Copy out each line exactly; pictures stay out of the copy.

Dataset entries:

** Start **

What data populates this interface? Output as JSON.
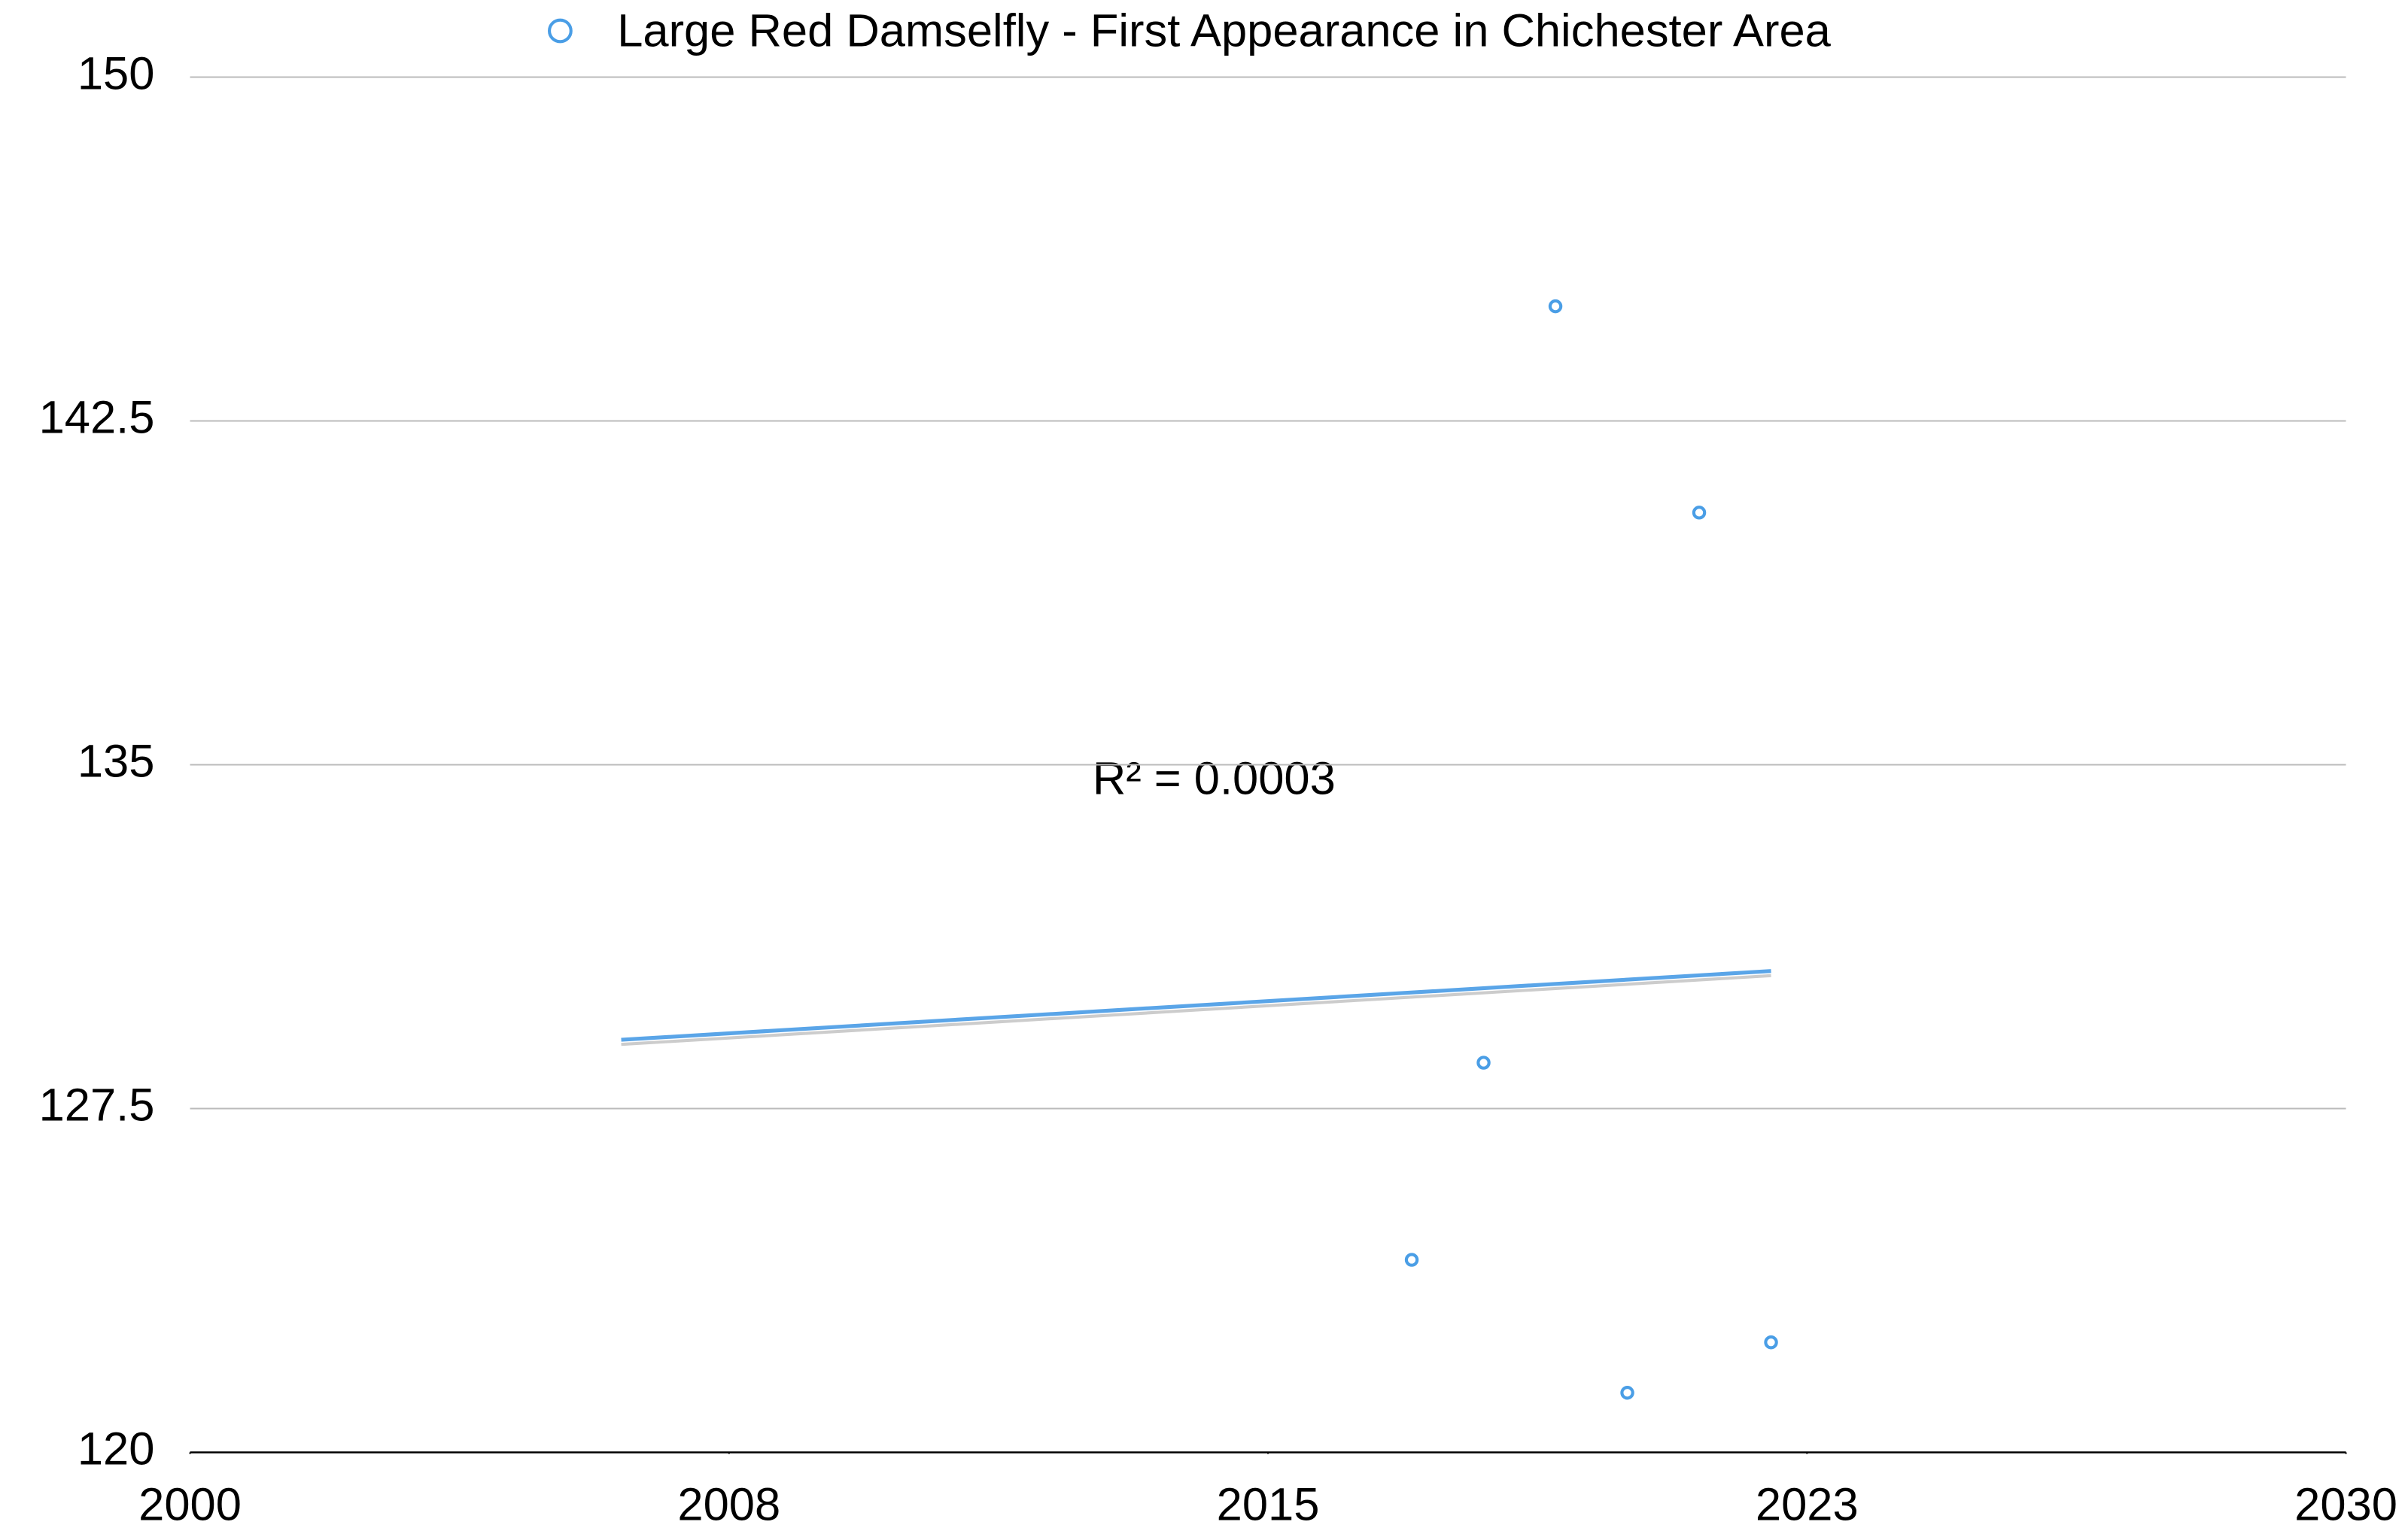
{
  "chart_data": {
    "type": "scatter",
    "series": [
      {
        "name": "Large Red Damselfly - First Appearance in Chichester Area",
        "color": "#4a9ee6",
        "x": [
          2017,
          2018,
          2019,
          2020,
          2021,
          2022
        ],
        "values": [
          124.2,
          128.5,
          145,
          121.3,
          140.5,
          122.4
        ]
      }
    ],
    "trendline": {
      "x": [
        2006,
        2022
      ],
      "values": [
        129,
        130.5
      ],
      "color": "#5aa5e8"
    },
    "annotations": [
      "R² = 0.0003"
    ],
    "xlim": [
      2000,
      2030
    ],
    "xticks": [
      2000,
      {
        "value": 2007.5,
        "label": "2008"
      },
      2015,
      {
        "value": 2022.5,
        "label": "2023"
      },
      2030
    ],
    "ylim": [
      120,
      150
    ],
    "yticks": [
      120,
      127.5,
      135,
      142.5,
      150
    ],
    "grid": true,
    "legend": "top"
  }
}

** End **

_Output below:_
What data populates this interface? Output as JSON.
{
  "chart_data": {
    "type": "scatter",
    "series": [
      {
        "name": "Large Red Damselfly - First Appearance in Chichester Area",
        "color": "#4a9ee6",
        "x": [
          2017,
          2018,
          2019,
          2020,
          2021,
          2022
        ],
        "values": [
          124.2,
          128.5,
          145,
          121.3,
          140.5,
          122.4
        ]
      }
    ],
    "trendline": {
      "x": [
        2006,
        2022
      ],
      "values": [
        129,
        130.5
      ],
      "color": "#5aa5e8"
    },
    "annotations": [
      "R² = 0.0003"
    ],
    "xlim": [
      2000,
      2030
    ],
    "xticks": [
      2000,
      {
        "value": 2007.5,
        "label": "2008"
      },
      2015,
      {
        "value": 2022.5,
        "label": "2023"
      },
      2030
    ],
    "ylim": [
      120,
      150
    ],
    "yticks": [
      120,
      127.5,
      135,
      142.5,
      150
    ],
    "grid": true,
    "legend": "top"
  }
}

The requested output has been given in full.